* _REQUIRED WORK_
Filter these entries, keeping only lines that hold the word "рабочих".
— start of DATA EXTRACT —
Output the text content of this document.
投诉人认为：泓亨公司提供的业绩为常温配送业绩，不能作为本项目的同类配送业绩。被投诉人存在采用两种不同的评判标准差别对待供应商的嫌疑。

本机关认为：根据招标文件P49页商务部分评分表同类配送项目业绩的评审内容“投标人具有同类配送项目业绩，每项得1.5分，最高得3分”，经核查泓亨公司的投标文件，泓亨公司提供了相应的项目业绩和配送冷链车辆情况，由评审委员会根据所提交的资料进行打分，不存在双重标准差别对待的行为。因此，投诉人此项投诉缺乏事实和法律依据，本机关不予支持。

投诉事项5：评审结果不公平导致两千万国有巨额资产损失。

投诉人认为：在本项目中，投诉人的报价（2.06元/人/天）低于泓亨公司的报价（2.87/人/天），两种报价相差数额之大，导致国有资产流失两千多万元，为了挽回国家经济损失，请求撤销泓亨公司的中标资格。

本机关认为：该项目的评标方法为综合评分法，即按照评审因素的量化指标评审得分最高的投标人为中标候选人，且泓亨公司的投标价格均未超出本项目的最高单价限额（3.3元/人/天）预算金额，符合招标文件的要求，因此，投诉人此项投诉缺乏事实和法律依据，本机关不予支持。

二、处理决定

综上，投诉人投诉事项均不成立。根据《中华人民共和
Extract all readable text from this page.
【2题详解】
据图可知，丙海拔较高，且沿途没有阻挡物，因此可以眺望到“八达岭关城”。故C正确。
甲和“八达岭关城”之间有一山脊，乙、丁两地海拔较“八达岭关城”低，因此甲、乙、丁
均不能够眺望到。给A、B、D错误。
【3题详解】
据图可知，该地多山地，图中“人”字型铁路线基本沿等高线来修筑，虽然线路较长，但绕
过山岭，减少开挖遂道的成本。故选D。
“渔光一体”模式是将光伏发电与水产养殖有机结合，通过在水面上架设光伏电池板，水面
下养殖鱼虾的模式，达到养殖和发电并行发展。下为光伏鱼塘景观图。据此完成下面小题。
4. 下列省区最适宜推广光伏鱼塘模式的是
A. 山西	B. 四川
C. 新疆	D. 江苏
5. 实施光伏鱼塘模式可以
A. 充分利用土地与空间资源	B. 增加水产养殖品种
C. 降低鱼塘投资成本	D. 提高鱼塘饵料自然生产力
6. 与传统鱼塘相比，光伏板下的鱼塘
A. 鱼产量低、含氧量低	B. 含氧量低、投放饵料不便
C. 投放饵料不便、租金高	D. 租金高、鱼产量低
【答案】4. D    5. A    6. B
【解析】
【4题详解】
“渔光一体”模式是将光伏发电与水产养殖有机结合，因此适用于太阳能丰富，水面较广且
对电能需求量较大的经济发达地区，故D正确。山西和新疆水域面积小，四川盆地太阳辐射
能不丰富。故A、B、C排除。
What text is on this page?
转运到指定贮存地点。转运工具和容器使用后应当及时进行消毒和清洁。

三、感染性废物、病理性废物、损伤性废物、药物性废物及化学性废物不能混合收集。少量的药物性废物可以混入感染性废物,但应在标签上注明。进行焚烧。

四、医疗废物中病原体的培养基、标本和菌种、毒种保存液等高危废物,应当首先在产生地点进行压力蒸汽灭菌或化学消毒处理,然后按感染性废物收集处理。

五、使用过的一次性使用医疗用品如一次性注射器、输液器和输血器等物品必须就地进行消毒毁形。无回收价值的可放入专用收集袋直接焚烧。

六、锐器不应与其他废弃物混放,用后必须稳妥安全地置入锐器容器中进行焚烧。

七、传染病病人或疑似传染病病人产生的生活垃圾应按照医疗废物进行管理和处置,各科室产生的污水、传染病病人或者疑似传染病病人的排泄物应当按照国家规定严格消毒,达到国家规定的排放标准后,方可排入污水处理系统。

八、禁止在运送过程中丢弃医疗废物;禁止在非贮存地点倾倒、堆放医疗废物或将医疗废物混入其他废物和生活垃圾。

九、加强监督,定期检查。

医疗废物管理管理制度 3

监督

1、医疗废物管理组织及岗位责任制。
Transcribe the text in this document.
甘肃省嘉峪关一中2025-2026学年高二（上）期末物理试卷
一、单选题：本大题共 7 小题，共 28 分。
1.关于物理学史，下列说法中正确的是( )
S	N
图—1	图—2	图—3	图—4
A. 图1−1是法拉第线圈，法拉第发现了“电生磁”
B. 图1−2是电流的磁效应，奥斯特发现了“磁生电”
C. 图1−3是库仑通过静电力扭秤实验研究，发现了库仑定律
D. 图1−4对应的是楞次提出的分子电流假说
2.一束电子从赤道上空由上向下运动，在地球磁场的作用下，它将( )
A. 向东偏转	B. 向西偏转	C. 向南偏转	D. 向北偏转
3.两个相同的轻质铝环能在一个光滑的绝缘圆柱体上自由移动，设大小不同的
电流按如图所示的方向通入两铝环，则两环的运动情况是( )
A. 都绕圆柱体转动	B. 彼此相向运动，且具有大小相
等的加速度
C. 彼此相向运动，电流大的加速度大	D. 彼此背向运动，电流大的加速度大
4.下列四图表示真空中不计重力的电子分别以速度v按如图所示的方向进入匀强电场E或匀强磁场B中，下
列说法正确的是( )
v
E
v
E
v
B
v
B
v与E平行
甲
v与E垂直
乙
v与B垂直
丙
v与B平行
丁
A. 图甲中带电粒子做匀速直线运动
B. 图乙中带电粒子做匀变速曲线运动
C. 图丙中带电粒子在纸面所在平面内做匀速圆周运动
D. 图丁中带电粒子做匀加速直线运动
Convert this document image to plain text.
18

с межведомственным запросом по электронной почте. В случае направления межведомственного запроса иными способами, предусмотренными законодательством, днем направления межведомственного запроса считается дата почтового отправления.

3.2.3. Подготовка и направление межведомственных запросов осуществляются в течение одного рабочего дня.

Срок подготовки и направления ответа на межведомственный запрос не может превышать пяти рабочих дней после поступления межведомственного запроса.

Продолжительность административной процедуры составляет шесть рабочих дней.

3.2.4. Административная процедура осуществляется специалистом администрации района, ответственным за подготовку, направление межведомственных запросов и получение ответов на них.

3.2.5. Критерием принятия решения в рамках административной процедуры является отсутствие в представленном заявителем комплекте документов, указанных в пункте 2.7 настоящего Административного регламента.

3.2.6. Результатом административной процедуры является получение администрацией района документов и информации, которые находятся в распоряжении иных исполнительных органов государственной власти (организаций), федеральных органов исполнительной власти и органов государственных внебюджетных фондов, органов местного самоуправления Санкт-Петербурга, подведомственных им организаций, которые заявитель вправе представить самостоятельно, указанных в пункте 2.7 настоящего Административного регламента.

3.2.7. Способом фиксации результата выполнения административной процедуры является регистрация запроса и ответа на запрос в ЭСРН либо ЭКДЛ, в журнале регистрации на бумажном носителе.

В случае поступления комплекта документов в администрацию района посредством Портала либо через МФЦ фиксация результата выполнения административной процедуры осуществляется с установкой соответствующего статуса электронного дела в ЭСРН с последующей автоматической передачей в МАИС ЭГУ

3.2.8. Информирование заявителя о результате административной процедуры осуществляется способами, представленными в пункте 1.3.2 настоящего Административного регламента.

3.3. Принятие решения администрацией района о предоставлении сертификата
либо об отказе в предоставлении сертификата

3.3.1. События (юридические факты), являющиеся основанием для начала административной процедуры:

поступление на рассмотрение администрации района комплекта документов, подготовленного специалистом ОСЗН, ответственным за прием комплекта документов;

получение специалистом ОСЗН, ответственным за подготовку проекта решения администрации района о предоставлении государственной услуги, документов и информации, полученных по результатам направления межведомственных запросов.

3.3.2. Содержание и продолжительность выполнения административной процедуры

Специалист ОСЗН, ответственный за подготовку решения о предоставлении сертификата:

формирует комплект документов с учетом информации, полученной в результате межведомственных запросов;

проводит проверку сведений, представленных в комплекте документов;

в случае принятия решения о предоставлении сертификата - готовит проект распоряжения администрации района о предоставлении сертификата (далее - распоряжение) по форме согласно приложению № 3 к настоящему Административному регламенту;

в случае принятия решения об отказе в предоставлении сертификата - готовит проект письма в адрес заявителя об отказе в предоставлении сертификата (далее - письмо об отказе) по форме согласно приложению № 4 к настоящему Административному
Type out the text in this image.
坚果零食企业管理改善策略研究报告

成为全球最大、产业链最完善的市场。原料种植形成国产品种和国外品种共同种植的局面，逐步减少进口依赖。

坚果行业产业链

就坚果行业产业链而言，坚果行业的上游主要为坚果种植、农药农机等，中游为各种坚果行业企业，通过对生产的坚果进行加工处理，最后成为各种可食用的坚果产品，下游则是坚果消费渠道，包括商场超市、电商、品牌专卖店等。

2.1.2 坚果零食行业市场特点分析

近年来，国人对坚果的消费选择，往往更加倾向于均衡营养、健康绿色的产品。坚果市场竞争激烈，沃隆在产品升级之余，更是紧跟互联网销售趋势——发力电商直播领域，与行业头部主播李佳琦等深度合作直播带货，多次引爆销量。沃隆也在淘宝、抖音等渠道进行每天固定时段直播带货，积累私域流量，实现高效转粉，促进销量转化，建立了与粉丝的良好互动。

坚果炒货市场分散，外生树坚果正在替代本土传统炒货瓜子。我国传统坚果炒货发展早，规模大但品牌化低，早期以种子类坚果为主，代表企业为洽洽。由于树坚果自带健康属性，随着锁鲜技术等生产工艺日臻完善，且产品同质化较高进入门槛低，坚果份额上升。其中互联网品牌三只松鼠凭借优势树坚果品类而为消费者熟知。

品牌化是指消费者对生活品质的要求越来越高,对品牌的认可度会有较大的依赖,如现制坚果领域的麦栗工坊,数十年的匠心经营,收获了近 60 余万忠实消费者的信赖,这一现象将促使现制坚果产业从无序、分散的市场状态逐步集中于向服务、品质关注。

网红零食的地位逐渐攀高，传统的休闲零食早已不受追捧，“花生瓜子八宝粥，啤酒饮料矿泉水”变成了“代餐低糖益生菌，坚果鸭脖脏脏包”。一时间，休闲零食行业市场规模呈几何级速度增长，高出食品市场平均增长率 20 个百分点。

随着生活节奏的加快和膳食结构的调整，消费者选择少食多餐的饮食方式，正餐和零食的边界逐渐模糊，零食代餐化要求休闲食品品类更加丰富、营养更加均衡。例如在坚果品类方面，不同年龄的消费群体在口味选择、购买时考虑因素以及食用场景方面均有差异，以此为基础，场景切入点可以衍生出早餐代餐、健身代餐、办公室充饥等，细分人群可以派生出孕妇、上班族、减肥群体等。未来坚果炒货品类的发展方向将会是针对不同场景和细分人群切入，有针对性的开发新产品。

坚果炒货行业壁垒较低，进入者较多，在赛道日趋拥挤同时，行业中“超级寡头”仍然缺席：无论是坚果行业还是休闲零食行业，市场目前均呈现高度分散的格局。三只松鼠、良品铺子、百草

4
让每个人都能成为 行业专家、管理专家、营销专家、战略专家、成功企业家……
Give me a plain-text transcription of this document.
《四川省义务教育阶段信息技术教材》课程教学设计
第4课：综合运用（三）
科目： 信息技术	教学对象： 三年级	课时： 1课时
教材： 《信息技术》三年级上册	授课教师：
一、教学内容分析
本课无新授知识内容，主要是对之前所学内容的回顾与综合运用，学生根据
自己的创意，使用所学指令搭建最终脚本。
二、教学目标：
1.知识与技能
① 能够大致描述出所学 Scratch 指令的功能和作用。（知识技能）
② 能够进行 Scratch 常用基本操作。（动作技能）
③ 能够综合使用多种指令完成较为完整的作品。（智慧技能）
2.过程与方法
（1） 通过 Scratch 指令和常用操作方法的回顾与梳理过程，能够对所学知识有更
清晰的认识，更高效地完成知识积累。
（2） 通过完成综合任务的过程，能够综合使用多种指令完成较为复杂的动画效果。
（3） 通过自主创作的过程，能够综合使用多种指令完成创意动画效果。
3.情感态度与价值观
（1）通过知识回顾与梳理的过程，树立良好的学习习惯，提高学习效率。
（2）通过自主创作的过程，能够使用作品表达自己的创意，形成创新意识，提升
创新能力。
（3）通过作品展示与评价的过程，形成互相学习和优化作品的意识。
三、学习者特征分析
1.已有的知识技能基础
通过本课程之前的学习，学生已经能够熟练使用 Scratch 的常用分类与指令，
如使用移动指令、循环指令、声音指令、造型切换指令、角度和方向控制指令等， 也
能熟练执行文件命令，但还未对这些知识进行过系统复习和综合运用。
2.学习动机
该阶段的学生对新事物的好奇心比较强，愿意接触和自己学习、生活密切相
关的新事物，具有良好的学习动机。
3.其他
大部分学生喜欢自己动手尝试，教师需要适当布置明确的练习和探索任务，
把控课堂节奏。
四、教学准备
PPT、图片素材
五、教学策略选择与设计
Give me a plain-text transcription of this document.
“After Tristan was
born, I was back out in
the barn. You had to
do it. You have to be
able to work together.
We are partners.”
— end of DATA EXTRACT —
* _EXPECTED OUTPUT_
Срок подготовки и направления ответа на межведомственный запрос не может превышать пяти рабочих дней после поступления межведомственного запроса.
Продолжительность административной процедуры составляет шесть рабочих дней.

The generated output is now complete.